== EXERCISE ==
Find the lines with the string "организации" and return them.

== DATA FOR THE TASK ==

BEGIN

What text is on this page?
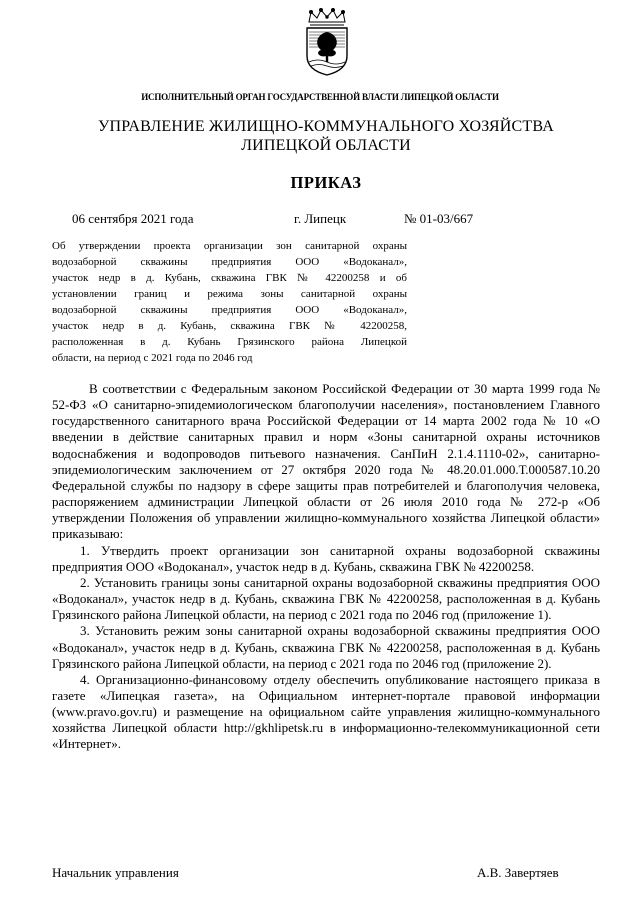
ИСПОЛНИТЕЛЬНЫЙ ОРГАН ГОСУДАРСТВЕННОЙ ВЛАСТИ ЛИПЕЦКОЙ ОБЛАСТИ
УПРАВЛЕНИЕ ЖИЛИЩНО-КОММУНАЛЬНОГО ХОЗЯЙСТВА
ЛИПЕЦКОЙ ОБЛАСТИ
ПРИКАЗ
06 сентября 2021 года	г. Липецк	№ 01-03/667
Об утверждении проекта организации зон санитарной охраны
водозаборной скважины предприятия ООО «Водоканал»,
участок недр в д. Кубань, скважина ГВК № 42200258 и об
установлении границ и режима зоны санитарной охраны
водозаборной скважины предприятия ООО «Водоканал»,
участок недр в д. Кубань, скважина ГВК № 42200258,
расположенная в д. Кубань Грязинского района Липецкой
области, на период с 2021 года по 2046 год

В соответствии с Федеральным законом Российской Федерации от 30 марта 1999 года № 52-ФЗ «О санитарно-эпидемиологическом благополучии населения», постановлением Главного государственного санитарного врача Российской Федерации от 14 марта 2002 года № 10 «О введении в действие санитарных правил и норм «Зоны санитарной охраны источников водоснабжения и водопроводов питьевого назначения. СанПиН 2.1.4.1110-02», санитарно-эпидемиологическим заключением от 27 октября 2020 года № 48.20.01.000.Т.000587.10.20 Федеральной службы по надзору в сфере защиты прав потребителей и благополучия человека, распоряжением администрации Липецкой области от 26 июля 2010 года № 272-р «Об утверждении Положения об управлении жилищно-коммунального хозяйства Липецкой области» приказываю:

1. Утвердить проект организации зон санитарной охраны водозаборной скважины предприятия ООО «Водоканал», участок недр в д. Кубань, скважина ГВК № 42200258.

2. Установить границы зоны санитарной охраны водозаборной скважины предприятия ООО «Водоканал», участок недр в д. Кубань, скважина ГВК № 42200258, расположенная в д. Кубань Грязинского района Липецкой области, на период с 2021 года по 2046 год (приложение 1).

3. Установить режим зоны санитарной охраны водозаборной скважины предприятия ООО «Водоканал», участок недр в д. Кубань, скважина ГВК № 42200258, расположенная в д. Кубань Грязинского района Липецкой области, на период с 2021 года по 2046 год (приложение 2).

4. Организационно-финансовому отделу обеспечить опубликование настоящего приказа в газете «Липецкая газета», на Официальном интернет-портале правовой информации (www.pravo.gov.ru) и размещение на официальном сайте управления жилищно-коммунального хозяйства Липецкой области http://gkhlipetsk.ru в информационно-телекоммуникационной сети «Интернет».

Начальник управления	А.В. Завертяев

END

== FINAL RESULT ==
Об утверждении проекта организации зон санитарной охраны
1. Утвердить проект организации зон санитарной охраны водозаборной скважины предприятия ООО «Водоканал», участок недр в д. Кубань, скважина ГВК № 42200258.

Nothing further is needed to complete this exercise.